→ **THE PROBLEM**: From the entries that follow, extract each line holding the string "septiembre".

(Raw records)
* * * * *
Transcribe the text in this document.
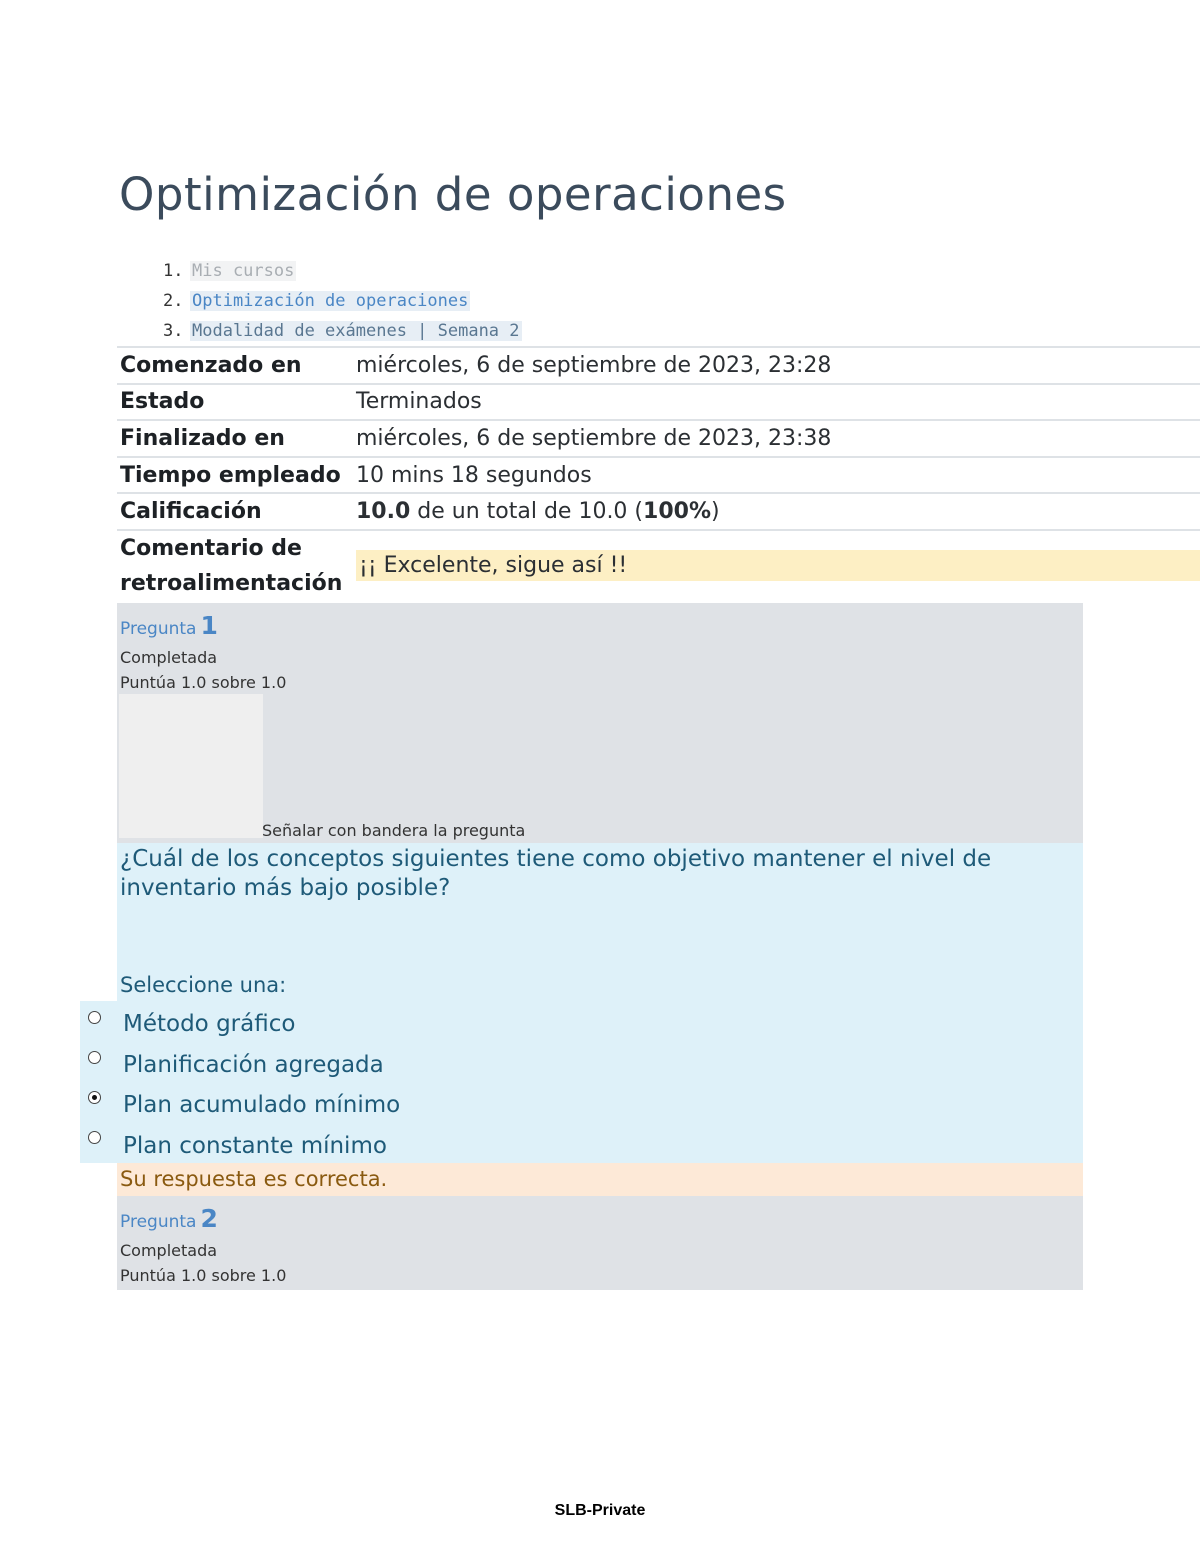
Optimización de operaciones
1. Mis cursos
2. Optimización de operaciones
3. Modalidad de exámenes | Semana 2
Comenzado en	miércoles, 6 de septiembre de 2023, 23:28
Estado	Terminados
Finalizado en	miércoles, 6 de septiembre de 2023, 23:38
Tiempo empleado	10 mins 18 segundos
Calificación	10.0 de un total de 10.0 (100%)
Comentario de
retroalimentación	¡¡ Excelente, sigue así !!
Pregunta 1
Completada
Puntúa 1.0 sobre 1.0
Señalar con bandera la pregunta
¿Cuál de los conceptos siguientes tiene como objetivo mantener el nivel de inventario más bajo posible?
Seleccione una:
Método gráfico
Planificación agregada
Plan acumulado mínimo
Plan constante mínimo
Su respuesta es correcta.
Pregunta 2
Completada
Puntúa 1.0 sobre 1.0
SLB-Private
* * * * *
→ **EXERCISE RESPONSE**:
Comenzado en	miércoles, 6 de septiembre de 2023, 23:28
Finalizado en	miércoles, 6 de septiembre de 2023, 23:38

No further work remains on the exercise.